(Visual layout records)

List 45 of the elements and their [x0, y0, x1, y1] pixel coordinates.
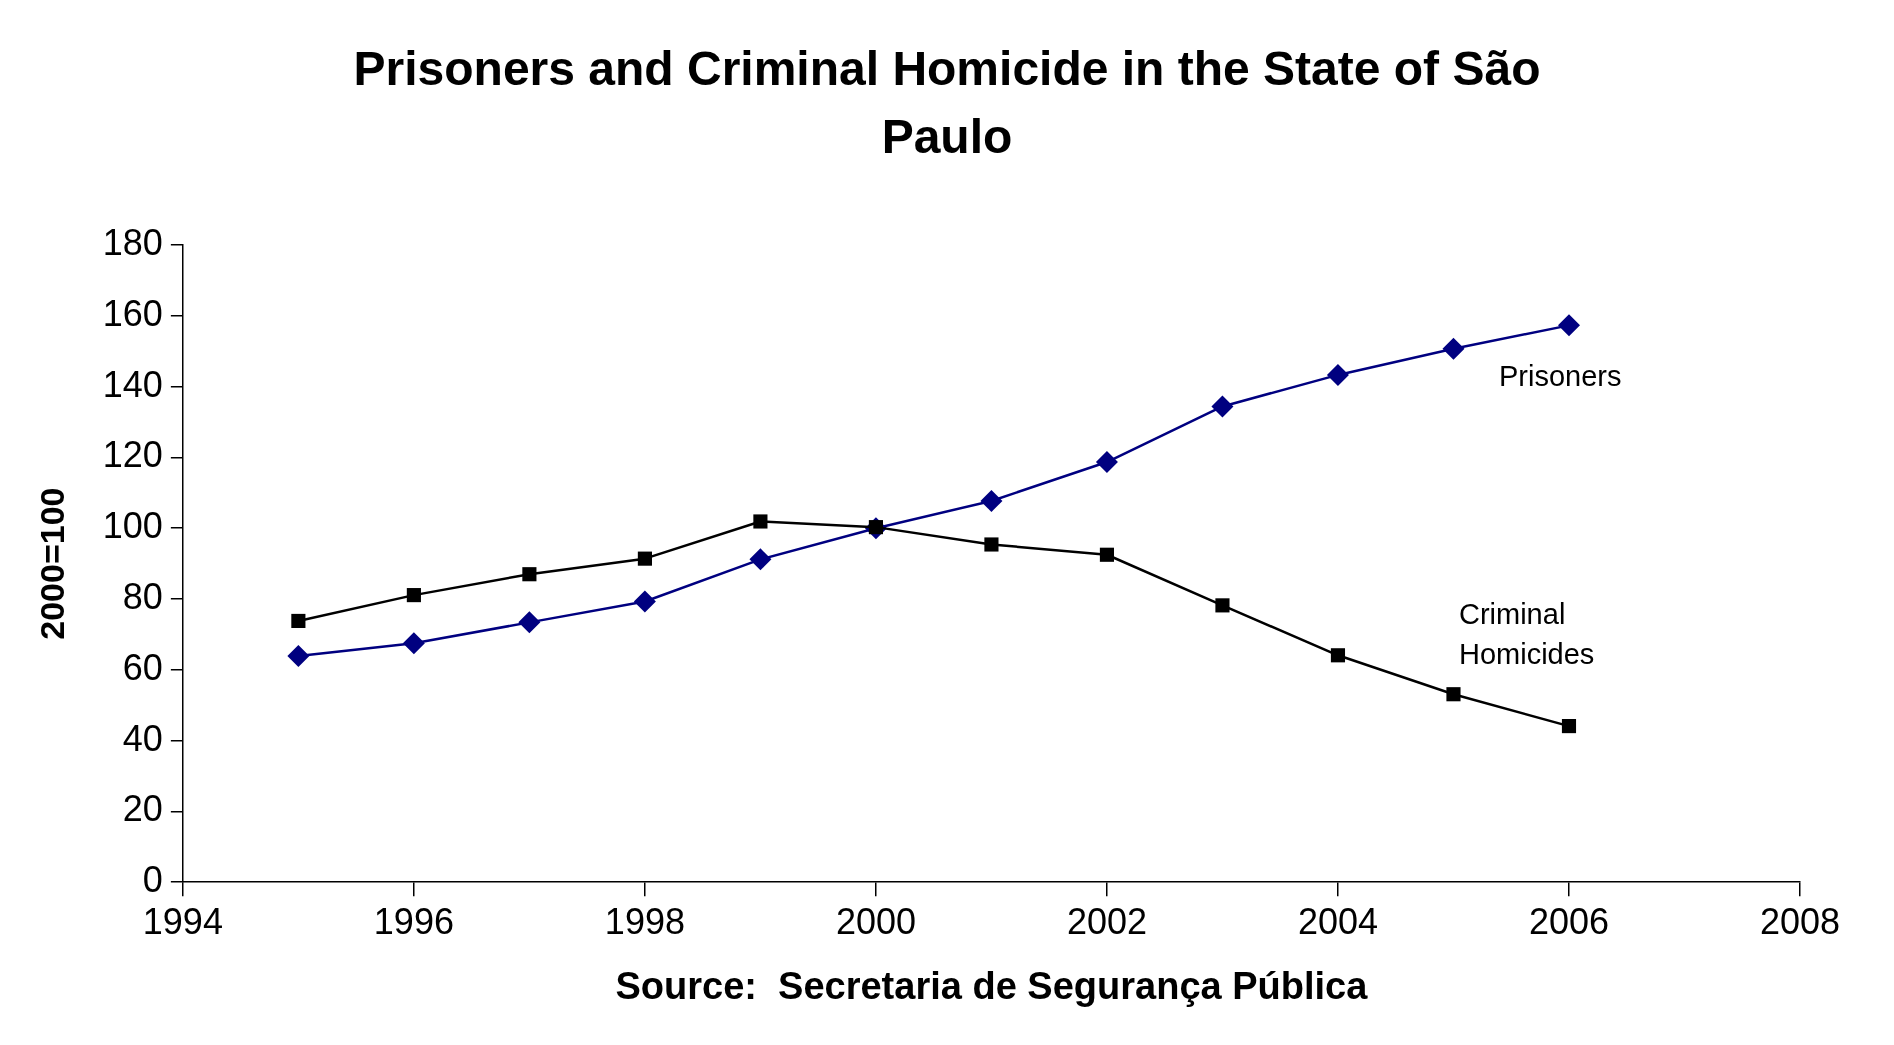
point	[633, 590, 656, 613]
point	[1561, 719, 1577, 734]
x-tick-label: 1994	[142, 900, 223, 942]
y-tick-label: 60	[122, 646, 163, 688]
point	[1557, 314, 1580, 337]
x-tick-label: 2004	[1297, 900, 1379, 942]
point	[1446, 687, 1461, 702]
point	[1330, 648, 1346, 663]
y-tick-label: 180	[102, 221, 163, 263]
y-tick-label: 120	[102, 434, 163, 476]
series-label: Prisoners	[1498, 360, 1622, 393]
point	[1095, 451, 1118, 473]
series-label: Criminal Homicides	[1458, 598, 1595, 671]
y-tick-label: 40	[122, 717, 163, 759]
point	[402, 632, 425, 655]
point	[753, 514, 768, 529]
source-note: Source: Secretaria de Segurança Pública	[615, 964, 1369, 1007]
point	[1215, 598, 1230, 613]
y-tick-label: 160	[102, 292, 163, 334]
y-tick-label: 140	[102, 363, 163, 405]
point	[287, 644, 310, 667]
point	[1442, 337, 1465, 360]
y-axis-title: 2000=100	[32, 487, 71, 640]
point	[1211, 395, 1234, 418]
point	[291, 613, 306, 629]
x-tick-label: 2006	[1528, 900, 1610, 942]
x-tick-label: 2000	[835, 900, 916, 942]
point	[1099, 547, 1115, 562]
x-tick-label: 2008	[1759, 900, 1841, 942]
point	[637, 551, 652, 566]
point	[984, 537, 999, 552]
x-tick-label: 2002	[1066, 900, 1147, 942]
y-tick-label: 100	[102, 505, 163, 547]
point	[406, 588, 421, 603]
point	[522, 567, 537, 582]
y-tick-label: 20	[122, 788, 163, 830]
point	[1326, 363, 1349, 386]
point	[980, 489, 1003, 512]
point	[749, 548, 772, 571]
y-tick-label: 80	[122, 575, 163, 617]
x-tick-label: 1998	[604, 900, 685, 942]
chart-title: Prisoners and Criminal Homicide in the State of São Paulo	[353, 42, 1541, 164]
x-tick-label: 1996	[373, 900, 454, 942]
point	[518, 611, 541, 634]
y-tick-label: 0	[142, 859, 163, 901]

**BRIEF**
Please rewrite the material from the line with "590, 656, 613]" to the line with "548, 772, 571]", both included, replacing "Prisoners" with "Inmates" and leaving everything else unchanged.

**CORRECT RESULT**
point	[633, 590, 656, 613]
point	[1561, 719, 1577, 734]
x-tick-label: 1994	[142, 900, 223, 942]
y-tick-label: 60	[122, 646, 163, 688]
point	[1557, 314, 1580, 337]
x-tick-label: 2004	[1297, 900, 1379, 942]
point	[1446, 687, 1461, 702]
point	[1330, 648, 1346, 663]
y-tick-label: 180	[102, 221, 163, 263]
y-tick-label: 120	[102, 434, 163, 476]
series-label: Inmates	[1498, 360, 1622, 393]
point	[1095, 451, 1118, 473]
series-label: Criminal Homicides	[1458, 598, 1595, 671]
y-tick-label: 40	[122, 717, 163, 759]
point	[402, 632, 425, 655]
point	[753, 514, 768, 529]
source-note: Source: Secretaria de Segurança Pública	[615, 964, 1369, 1007]
point	[1215, 598, 1230, 613]
y-tick-label: 160	[102, 292, 163, 334]
y-tick-label: 140	[102, 363, 163, 405]
point	[287, 644, 310, 667]
point	[1442, 337, 1465, 360]
y-axis-title: 2000=100	[32, 487, 71, 640]
point	[1211, 395, 1234, 418]
point	[291, 613, 306, 629]
x-tick-label: 2006	[1528, 900, 1610, 942]
x-tick-label: 2000	[835, 900, 916, 942]
point	[1099, 547, 1115, 562]
x-tick-label: 2008	[1759, 900, 1841, 942]
point	[637, 551, 652, 566]
point	[984, 537, 999, 552]
x-tick-label: 2002	[1066, 900, 1147, 942]
y-tick-label: 100	[102, 505, 163, 547]
point	[406, 588, 421, 603]
point	[522, 567, 537, 582]
y-tick-label: 20	[122, 788, 163, 830]
point	[1326, 363, 1349, 386]
point	[980, 489, 1003, 512]
point	[749, 548, 772, 571]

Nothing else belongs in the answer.